**INSTRUCTION**
Transcribe the entries exactly; images are not part of the copy.

**Data items**
□ □ □
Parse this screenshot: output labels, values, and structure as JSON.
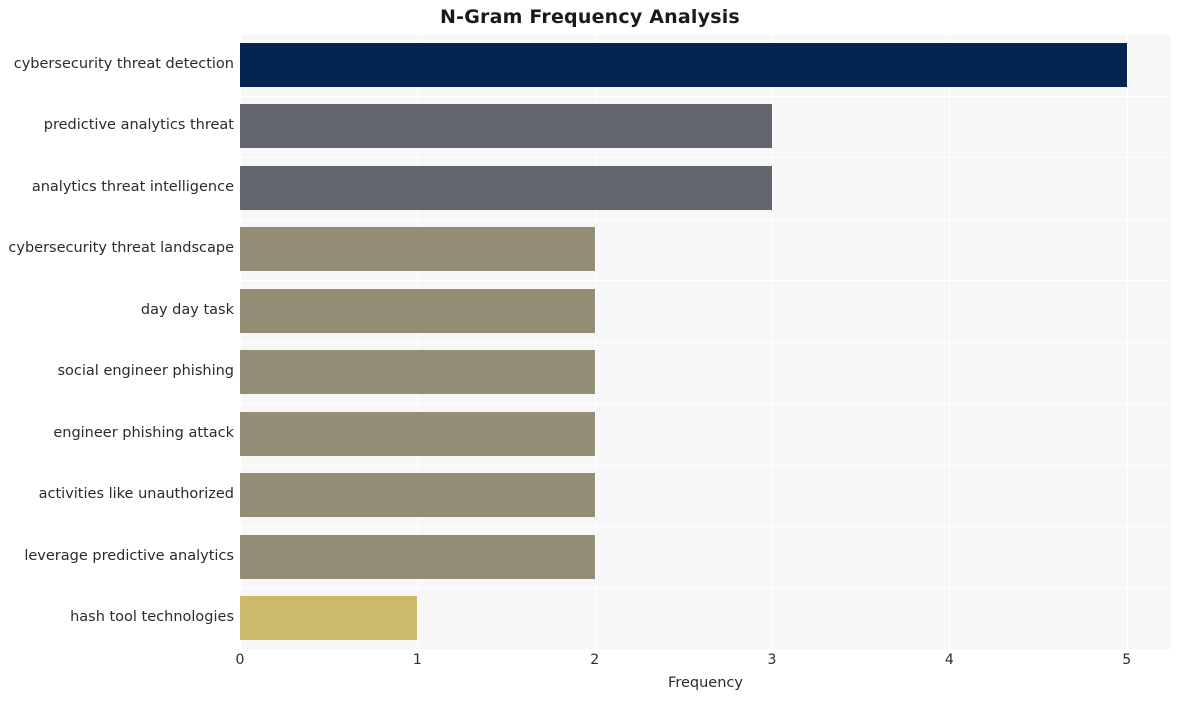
{
  "chart_data": {
    "type": "bar",
    "orientation": "horizontal",
    "title": "N-Gram Frequency Analysis",
    "xlabel": "Frequency",
    "ylabel": "",
    "categories": [
      "cybersecurity threat detection",
      "predictive analytics threat",
      "analytics threat intelligence",
      "cybersecurity threat landscape",
      "day day task",
      "social engineer phishing",
      "engineer phishing attack",
      "activities like unauthorized",
      "leverage predictive analytics",
      "hash tool technologies"
    ],
    "values": [
      5,
      3,
      3,
      2,
      2,
      2,
      2,
      2,
      2,
      1
    ],
    "bar_colors": [
      "#05244f",
      "#63666e",
      "#63666e",
      "#948e77",
      "#948e77",
      "#948e77",
      "#948e77",
      "#948e77",
      "#948e77",
      "#ccb96b"
    ],
    "xlim": [
      0,
      5.25
    ],
    "xticks": [
      0,
      1,
      2,
      3,
      4,
      5
    ],
    "xtick_labels": [
      "0",
      "1",
      "2",
      "3",
      "4",
      "5"
    ],
    "grid": true,
    "grid_color": "#ffffff",
    "plot_background": "#f7f7f7",
    "figure_background": "#ffffff",
    "legend": null
  }
}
□ □ □
**RESULT OF THIS EXERCISE**
Parse this screenshot: output labels, values, and structure as JSON.
{
  "chart_data": {
    "type": "bar",
    "orientation": "horizontal",
    "title": "N-Gram Frequency Analysis",
    "xlabel": "Frequency",
    "ylabel": "",
    "categories": [
      "cybersecurity threat detection",
      "predictive analytics threat",
      "analytics threat intelligence",
      "cybersecurity threat landscape",
      "day day task",
      "social engineer phishing",
      "engineer phishing attack",
      "activities like unauthorized",
      "leverage predictive analytics",
      "hash tool technologies"
    ],
    "values": [
      5,
      3,
      3,
      2,
      2,
      2,
      2,
      2,
      2,
      1
    ],
    "bar_colors": [
      "#05244f",
      "#63666e",
      "#63666e",
      "#948e77",
      "#948e77",
      "#948e77",
      "#948e77",
      "#948e77",
      "#948e77",
      "#ccb96b"
    ],
    "xlim": [
      0,
      5.25
    ],
    "xticks": [
      0,
      1,
      2,
      3,
      4,
      5
    ],
    "xtick_labels": [
      "0",
      "1",
      "2",
      "3",
      "4",
      "5"
    ],
    "grid": true,
    "grid_color": "#ffffff",
    "plot_background": "#f7f7f7",
    "figure_background": "#ffffff",
    "legend": null
  }
}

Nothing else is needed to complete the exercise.